--- Begin DATA PROVIDED ---

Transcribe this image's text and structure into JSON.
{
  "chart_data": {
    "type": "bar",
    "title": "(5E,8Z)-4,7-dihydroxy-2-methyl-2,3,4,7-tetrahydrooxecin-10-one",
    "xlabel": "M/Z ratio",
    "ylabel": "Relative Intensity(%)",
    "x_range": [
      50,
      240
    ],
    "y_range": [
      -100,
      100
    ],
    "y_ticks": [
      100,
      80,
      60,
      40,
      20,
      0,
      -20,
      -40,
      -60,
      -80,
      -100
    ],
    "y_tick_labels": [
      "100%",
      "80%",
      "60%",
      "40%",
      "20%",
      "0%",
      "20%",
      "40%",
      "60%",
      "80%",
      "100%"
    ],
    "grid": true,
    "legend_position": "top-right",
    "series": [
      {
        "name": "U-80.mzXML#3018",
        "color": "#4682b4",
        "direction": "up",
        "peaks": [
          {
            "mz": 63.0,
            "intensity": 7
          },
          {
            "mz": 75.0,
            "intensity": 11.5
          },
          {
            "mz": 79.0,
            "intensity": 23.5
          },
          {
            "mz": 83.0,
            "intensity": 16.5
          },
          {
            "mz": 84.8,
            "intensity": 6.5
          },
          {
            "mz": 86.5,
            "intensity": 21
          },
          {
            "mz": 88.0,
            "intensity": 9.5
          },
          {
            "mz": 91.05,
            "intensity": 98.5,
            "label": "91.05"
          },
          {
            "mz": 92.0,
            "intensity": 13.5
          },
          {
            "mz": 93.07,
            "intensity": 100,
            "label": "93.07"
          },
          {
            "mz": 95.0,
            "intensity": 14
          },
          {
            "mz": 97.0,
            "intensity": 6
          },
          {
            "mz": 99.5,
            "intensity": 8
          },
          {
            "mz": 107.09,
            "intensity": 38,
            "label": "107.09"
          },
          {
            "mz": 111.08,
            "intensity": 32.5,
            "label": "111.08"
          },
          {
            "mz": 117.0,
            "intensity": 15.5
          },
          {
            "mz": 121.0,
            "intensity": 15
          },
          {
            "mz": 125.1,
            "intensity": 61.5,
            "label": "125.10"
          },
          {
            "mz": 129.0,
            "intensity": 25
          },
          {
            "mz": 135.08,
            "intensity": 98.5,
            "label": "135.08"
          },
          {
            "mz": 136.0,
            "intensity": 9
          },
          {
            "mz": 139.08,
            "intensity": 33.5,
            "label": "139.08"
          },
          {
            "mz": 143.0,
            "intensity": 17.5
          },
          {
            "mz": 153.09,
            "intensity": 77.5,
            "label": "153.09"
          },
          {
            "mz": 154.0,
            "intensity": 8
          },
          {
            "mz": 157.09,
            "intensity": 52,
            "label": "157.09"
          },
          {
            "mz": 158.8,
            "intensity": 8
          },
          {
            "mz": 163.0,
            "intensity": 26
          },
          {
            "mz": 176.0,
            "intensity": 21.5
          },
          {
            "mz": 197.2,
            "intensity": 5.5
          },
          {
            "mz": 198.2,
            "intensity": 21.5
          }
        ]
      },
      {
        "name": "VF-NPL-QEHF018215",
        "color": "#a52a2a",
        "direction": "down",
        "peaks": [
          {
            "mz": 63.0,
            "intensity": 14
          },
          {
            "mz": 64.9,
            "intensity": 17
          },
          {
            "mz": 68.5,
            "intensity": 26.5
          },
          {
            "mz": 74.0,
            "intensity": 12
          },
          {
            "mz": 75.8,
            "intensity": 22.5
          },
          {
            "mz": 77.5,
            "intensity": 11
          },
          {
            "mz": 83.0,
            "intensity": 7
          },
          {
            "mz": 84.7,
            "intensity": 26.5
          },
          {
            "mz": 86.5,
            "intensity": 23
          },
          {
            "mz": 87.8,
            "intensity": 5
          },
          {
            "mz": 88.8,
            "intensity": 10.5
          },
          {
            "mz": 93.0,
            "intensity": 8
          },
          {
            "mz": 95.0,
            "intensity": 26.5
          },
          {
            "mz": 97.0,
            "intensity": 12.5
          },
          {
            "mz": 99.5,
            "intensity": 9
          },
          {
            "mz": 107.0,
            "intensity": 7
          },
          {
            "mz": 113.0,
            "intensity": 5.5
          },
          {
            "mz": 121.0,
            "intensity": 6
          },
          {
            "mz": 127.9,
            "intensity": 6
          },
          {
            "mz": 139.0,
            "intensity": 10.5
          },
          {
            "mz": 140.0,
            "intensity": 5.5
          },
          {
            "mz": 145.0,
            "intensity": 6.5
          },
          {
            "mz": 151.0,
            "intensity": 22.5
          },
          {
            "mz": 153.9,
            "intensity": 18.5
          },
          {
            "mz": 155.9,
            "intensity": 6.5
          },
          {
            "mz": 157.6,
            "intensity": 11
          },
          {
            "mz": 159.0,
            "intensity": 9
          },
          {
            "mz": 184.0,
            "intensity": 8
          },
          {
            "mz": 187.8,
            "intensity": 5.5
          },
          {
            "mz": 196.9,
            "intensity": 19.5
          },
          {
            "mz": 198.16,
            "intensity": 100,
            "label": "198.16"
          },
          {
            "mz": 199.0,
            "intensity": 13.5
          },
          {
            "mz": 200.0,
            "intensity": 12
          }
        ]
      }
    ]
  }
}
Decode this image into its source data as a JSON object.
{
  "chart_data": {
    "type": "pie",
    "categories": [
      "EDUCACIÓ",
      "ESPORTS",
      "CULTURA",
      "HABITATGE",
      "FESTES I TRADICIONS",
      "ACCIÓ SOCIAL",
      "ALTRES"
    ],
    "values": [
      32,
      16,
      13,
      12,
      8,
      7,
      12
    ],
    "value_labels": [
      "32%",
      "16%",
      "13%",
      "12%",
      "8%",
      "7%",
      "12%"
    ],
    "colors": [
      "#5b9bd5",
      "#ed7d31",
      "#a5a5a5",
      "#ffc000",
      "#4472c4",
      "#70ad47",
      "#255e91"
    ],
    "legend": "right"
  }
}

--- End DATA PROVIDED ---

Print out every entry, keeping each one exact.

Transcribe this image's text and structure into JSON.
{
  "chart_data": {
    "type": "bar",
    "title": "(5E,8Z)-4,7-dihydroxy-2-methyl-2,3,4,7-tetrahydrooxecin-10-one",
    "xlabel": "M/Z ratio",
    "ylabel": "Relative Intensity(%)",
    "x_range": [
      50,
      240
    ],
    "y_range": [
      -100,
      100
    ],
    "y_ticks": [
      100,
      80,
      60,
      40,
      20,
      0,
      -20,
      -40,
      -60,
      -80,
      -100
    ],
    "y_tick_labels": [
      "100%",
      "80%",
      "60%",
      "40%",
      "20%",
      "0%",
      "20%",
      "40%",
      "60%",
      "80%",
      "100%"
    ],
    "grid": true,
    "legend_position": "top-right",
    "series": [
      {
        "name": "U-80.mzXML#3018",
        "color": "#4682b4",
        "direction": "up",
        "peaks": [
          {
            "mz": 63.0,
            "intensity": 7
          },
          {
            "mz": 75.0,
            "intensity": 11.5
          },
          {
            "mz": 79.0,
            "intensity": 23.5
          },
          {
            "mz": 83.0,
            "intensity": 16.5
          },
          {
            "mz": 84.8,
            "intensity": 6.5
          },
          {
            "mz": 86.5,
            "intensity": 21
          },
          {
            "mz": 88.0,
            "intensity": 9.5
          },
          {
            "mz": 91.05,
            "intensity": 98.5,
            "label": "91.05"
          },
          {
            "mz": 92.0,
            "intensity": 13.5
          },
          {
            "mz": 93.07,
            "intensity": 100,
            "label": "93.07"
          },
          {
            "mz": 95.0,
            "intensity": 14
          },
          {
            "mz": 97.0,
            "intensity": 6
          },
          {
            "mz": 99.5,
            "intensity": 8
          },
          {
            "mz": 107.09,
            "intensity": 38,
            "label": "107.09"
          },
          {
            "mz": 111.08,
            "intensity": 32.5,
            "label": "111.08"
          },
          {
            "mz": 117.0,
            "intensity": 15.5
          },
          {
            "mz": 121.0,
            "intensity": 15
          },
          {
            "mz": 125.1,
            "intensity": 61.5,
            "label": "125.10"
          },
          {
            "mz": 129.0,
            "intensity": 25
          },
          {
            "mz": 135.08,
            "intensity": 98.5,
            "label": "135.08"
          },
          {
            "mz": 136.0,
            "intensity": 9
          },
          {
            "mz": 139.08,
            "intensity": 33.5,
            "label": "139.08"
          },
          {
            "mz": 143.0,
            "intensity": 17.5
          },
          {
            "mz": 153.09,
            "intensity": 77.5,
            "label": "153.09"
          },
          {
            "mz": 154.0,
            "intensity": 8
          },
          {
            "mz": 157.09,
            "intensity": 52,
            "label": "157.09"
          },
          {
            "mz": 158.8,
            "intensity": 8
          },
          {
            "mz": 163.0,
            "intensity": 26
          },
          {
            "mz": 176.0,
            "intensity": 21.5
          },
          {
            "mz": 197.2,
            "intensity": 5.5
          },
          {
            "mz": 198.2,
            "intensity": 21.5
          }
        ]
      },
      {
        "name": "VF-NPL-QEHF018215",
        "color": "#a52a2a",
        "direction": "down",
        "peaks": [
          {
            "mz": 63.0,
            "intensity": 14
          },
          {
            "mz": 64.9,
            "intensity": 17
          },
          {
            "mz": 68.5,
            "intensity": 26.5
          },
          {
            "mz": 74.0,
            "intensity": 12
          },
          {
            "mz": 75.8,
            "intensity": 22.5
          },
          {
            "mz": 77.5,
            "intensity": 11
          },
          {
            "mz": 83.0,
            "intensity": 7
          },
          {
            "mz": 84.7,
            "intensity": 26.5
          },
          {
            "mz": 86.5,
            "intensity": 23
          },
          {
            "mz": 87.8,
            "intensity": 5
          },
          {
            "mz": 88.8,
            "intensity": 10.5
          },
          {
            "mz": 93.0,
            "intensity": 8
          },
          {
            "mz": 95.0,
            "intensity": 26.5
          },
          {
            "mz": 97.0,
            "intensity": 12.5
          },
          {
            "mz": 99.5,
            "intensity": 9
          },
          {
            "mz": 107.0,
            "intensity": 7
          },
          {
            "mz": 113.0,
            "intensity": 5.5
          },
          {
            "mz": 121.0,
            "intensity": 6
          },
          {
            "mz": 127.9,
            "intensity": 6
          },
          {
            "mz": 139.0,
            "intensity": 10.5
          },
          {
            "mz": 140.0,
            "intensity": 5.5
          },
          {
            "mz": 145.0,
            "intensity": 6.5
          },
          {
            "mz": 151.0,
            "intensity": 22.5
          },
          {
            "mz": 153.9,
            "intensity": 18.5
          },
          {
            "mz": 155.9,
            "intensity": 6.5
          },
          {
            "mz": 157.6,
            "intensity": 11
          },
          {
            "mz": 159.0,
            "intensity": 9
          },
          {
            "mz": 184.0,
            "intensity": 8
          },
          {
            "mz": 187.8,
            "intensity": 5.5
          },
          {
            "mz": 196.9,
            "intensity": 19.5
          },
          {
            "mz": 198.16,
            "intensity": 100,
            "label": "198.16"
          },
          {
            "mz": 199.0,
            "intensity": 13.5
          },
          {
            "mz": 200.0,
            "intensity": 12
          }
        ]
      }
    ]
  }
}
Decode this image into its source data as a JSON object.
{
  "chart_data": {
    "type": "pie",
    "categories": [
      "EDUCACIÓ",
      "ESPORTS",
      "CULTURA",
      "HABITATGE",
      "FESTES I TRADICIONS",
      "ACCIÓ SOCIAL",
      "ALTRES"
    ],
    "values": [
      32,
      16,
      13,
      12,
      8,
      7,
      12
    ],
    "value_labels": [
      "32%",
      "16%",
      "13%",
      "12%",
      "8%",
      "7%",
      "12%"
    ],
    "colors": [
      "#5b9bd5",
      "#ed7d31",
      "#a5a5a5",
      "#ffc000",
      "#4472c4",
      "#70ad47",
      "#255e91"
    ],
    "legend": "right"
  }
}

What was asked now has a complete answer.